PAGE EXCERPT
Update | China’s inflation rate eases slightly in July, expanding scope for monetary policy boost

Consumer price index rose 1.8 per cent in July, a slower increase that may encourage central bank to cut lenders’ cash requirements, say analysts

China’s consumer inflation slowed last month, giving the central government more leeway to ease monetary policy to boost the economy, according to ­analysts.

The consumer price index rose 1.8 per cent in July compared with the same month last year, the ­National Bureau of Statistics said on Tuesday. But the figure was down on the 1.9 per cent increase in June.

Economists said the drop might encourage the central bank to cut how much cash the banks have to hold in ­reserves to increase liquidity as growth slows in the mainland’s economy.

The move was more likely than a cut in interest rates as they were already at relatively low levels, analysts said.

We think more stimulus measures are still on the table if there are more signs of a weak economy
Li Huiyong, economist, Shenwan Hong­yuan Securities

Data also showed producer prices fell again in July, increasing the likelihood of the government introducing economic stimulus measures.

“The data today showed mild inflation and we think more stimulus measures are still on the table if there are more signs of a weak economy,” said Li Huiyong, chief economist at Shenwan Hong­yuan Securities. “The proactive fiscal policy and relatively accommodative monetary policy will remain.”

Food prices increased 3.3 per cent in July, compared with a 4.6 per cent gain the previous month.

Prices of pork rose 16.1 per cent, compared with a 30.1 per cent increase in June.
Food prices increased 3.3 per cent in July, compared with a 4.6 per cent gain the previous month. Photo: Reuters

Non-food prices inched up 1.4 per cent in July versus June’s 1.2 per cent gain. The producer price index, or PPI, dropped 1.7 per cent from the same month a year earlier, compared with a fall of 2.6 per cent in June.

The figures extended a falling streak to 52 consecutive months, although the rate of decline slowed, suggesting strains on firms’ profits may be easing.

WRITTEN EXERCISE 1
Answer these questions from the inflation article:
(a) By how much did the consumer price index rise in July compared with the same month last year?
(b) By how much did pork prices rise in June?
(c) To how many consecutive months did the figures extend the falling streak?
WRITTEN EXERCISE 2
Reproduce the inflation article from "The figures extended" up to and including "may be easing.".
WRITTEN EXERCISE 3
For each statement, say yes or no according to the inflation article, and quote the words that decide it.
(a) Non-food prices rose more in July than in June.
(b) Analysts considered an interest rate cut more likely than a cut in the cash banks must hold in reserves.
(c) Food prices rose faster in July than in the previous month.

PROVIDED MATERIAL
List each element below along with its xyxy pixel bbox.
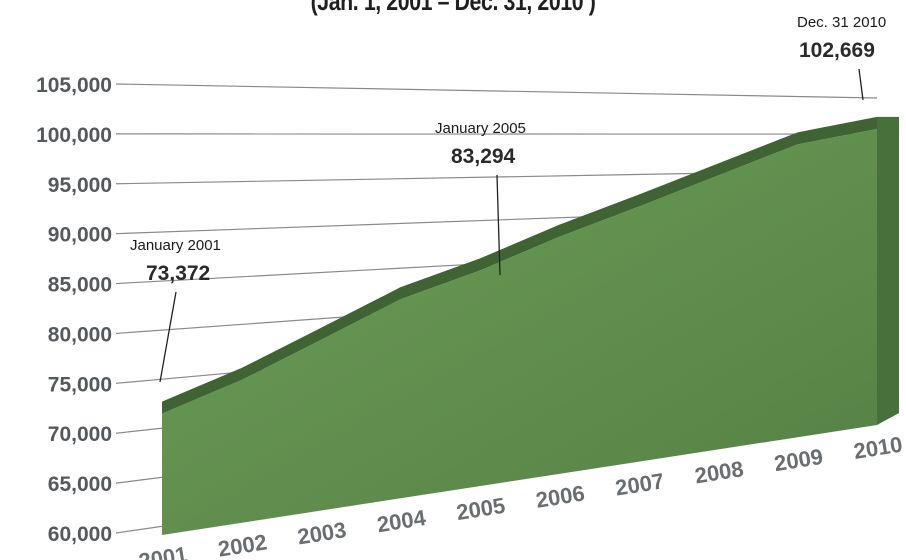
y-tick-label: 95,000	[48, 174, 112, 197]
x-tick-label: 2010	[852, 432, 904, 464]
annotation-date: Dec. 31 2010	[797, 14, 886, 31]
area-series	[162, 116, 899, 535]
annotation-leader	[159, 291, 177, 383]
x-tick-label: 2005	[455, 493, 507, 525]
x-tick-label: 2003	[296, 517, 348, 549]
x-tick-label: 2007	[614, 468, 666, 500]
y-tick-label: 70,000	[48, 423, 112, 446]
annotation-date: January 2005	[435, 120, 526, 137]
y-tick-label: 85,000	[48, 274, 112, 297]
area-right-side	[877, 116, 899, 426]
area-front	[162, 128, 877, 535]
gridline	[115, 83, 878, 99]
annotation-leader	[496, 174, 501, 276]
annotations: January 2001 73,372 January 2005 83,294 Dec.…	[130, 14, 886, 383]
y-tick-label: 105,000	[36, 74, 112, 97]
x-tick-label: 2001	[137, 542, 189, 560]
annotation-value: 83,294	[451, 145, 516, 168]
x-tick-label: 2004	[375, 505, 428, 537]
x-tick-label: 2006	[534, 480, 586, 512]
annotation-value: 73,372	[146, 262, 210, 285]
annotation-leader	[858, 68, 864, 101]
chart-subtitle: (Jan. 1, 2001 – Dec. 31, 2010 )	[310, 0, 596, 16]
y-axis-ticks: 105,000 100,000 95,000 90,000 85,000 80,000 75…	[36, 74, 112, 546]
y-tick-label: 100,000	[36, 124, 112, 147]
y-tick-label: 65,000	[48, 473, 112, 496]
x-tick-label: 2002	[216, 529, 268, 560]
x-tick-label: 2008	[693, 456, 745, 488]
x-axis-ticks: 2001 2002 2003 2004 2005 2006 2007 2008 2009 2010	[137, 432, 904, 560]
y-tick-label: 90,000	[48, 224, 112, 247]
y-tick-label: 75,000	[48, 373, 112, 396]
annotation-value: 102,669	[799, 39, 875, 62]
annotation-date: January 2001	[130, 237, 221, 254]
y-tick-label: 60,000	[48, 523, 112, 546]
y-tick-label: 80,000	[48, 323, 112, 346]
x-tick-label: 2009	[772, 444, 824, 476]
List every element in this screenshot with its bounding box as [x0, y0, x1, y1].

COMPLETE ANSWER 1
(a) 1.8 per cent
(b) 30.1 per cent
(c) 52

COMPLETE ANSWER 2
The figures extended a falling streak to 52 consecutive months, although the rate of decline slowed, suggesting strains on firms’ profits may be easing.

COMPLETE ANSWER 3
(a) Yes: "Non-food prices inched up 1.4 per cent in July versus June’s 1.2 per cent gain."
(b) No: "The move was more likely than a cut in interest rates as they were already at relatively low levels"
(c) No: "Food prices increased 3.3 per cent in July, compared with a 4.6 per cent gain the previous month."